## Start Information shown

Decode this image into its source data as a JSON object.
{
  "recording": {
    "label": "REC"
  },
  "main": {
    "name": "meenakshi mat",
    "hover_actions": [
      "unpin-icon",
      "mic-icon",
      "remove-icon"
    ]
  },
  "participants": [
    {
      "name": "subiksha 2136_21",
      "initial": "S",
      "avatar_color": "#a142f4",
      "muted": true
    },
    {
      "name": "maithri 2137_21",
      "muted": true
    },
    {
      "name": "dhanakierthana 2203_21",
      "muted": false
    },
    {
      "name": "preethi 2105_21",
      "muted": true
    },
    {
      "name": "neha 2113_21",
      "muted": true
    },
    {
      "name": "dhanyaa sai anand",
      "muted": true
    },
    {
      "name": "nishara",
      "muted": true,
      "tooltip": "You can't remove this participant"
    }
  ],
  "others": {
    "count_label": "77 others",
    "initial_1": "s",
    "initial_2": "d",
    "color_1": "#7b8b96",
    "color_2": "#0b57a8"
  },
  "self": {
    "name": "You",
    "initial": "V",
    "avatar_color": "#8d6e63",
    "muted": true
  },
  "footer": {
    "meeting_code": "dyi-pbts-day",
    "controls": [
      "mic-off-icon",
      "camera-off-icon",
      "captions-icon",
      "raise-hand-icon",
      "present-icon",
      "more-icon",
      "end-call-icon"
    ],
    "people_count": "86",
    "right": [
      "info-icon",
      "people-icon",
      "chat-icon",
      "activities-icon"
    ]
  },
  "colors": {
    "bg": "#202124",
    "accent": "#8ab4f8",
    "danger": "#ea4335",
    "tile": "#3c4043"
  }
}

## End Information shown

### Work instructions
Restate the data above exactly, keeping each word as it stands.

### Exercise answer
Decode this image into its source data as a JSON object.
{
  "recording": {
    "label": "REC"
  },
  "main": {
    "name": "meenakshi mat",
    "hover_actions": [
      "unpin-icon",
      "mic-icon",
      "remove-icon"
    ]
  },
  "participants": [
    {
      "name": "subiksha 2136_21",
      "initial": "S",
      "avatar_color": "#a142f4",
      "muted": true
    },
    {
      "name": "maithri 2137_21",
      "muted": true
    },
    {
      "name": "dhanakierthana 2203_21",
      "muted": false
    },
    {
      "name": "preethi 2105_21",
      "muted": true
    },
    {
      "name": "neha 2113_21",
      "muted": true
    },
    {
      "name": "dhanyaa sai anand",
      "muted": true
    },
    {
      "name": "nishara",
      "muted": true,
      "tooltip": "You can't remove this participant"
    }
  ],
  "others": {
    "count_label": "77 others",
    "initial_1": "s",
    "initial_2": "d",
    "color_1": "#7b8b96",
    "color_2": "#0b57a8"
  },
  "self": {
    "name": "You",
    "initial": "V",
    "avatar_color": "#8d6e63",
    "muted": true
  },
  "footer": {
    "meeting_code": "dyi-pbts-day",
    "controls": [
      "mic-off-icon",
      "camera-off-icon",
      "captions-icon",
      "raise-hand-icon",
      "present-icon",
      "more-icon",
      "end-call-icon"
    ],
    "people_count": "86",
    "right": [
      "info-icon",
      "people-icon",
      "chat-icon",
      "activities-icon"
    ]
  },
  "colors": {
    "bg": "#202124",
    "accent": "#8ab4f8",
    "danger": "#ea4335",
    "tile": "#3c4043"
  }
}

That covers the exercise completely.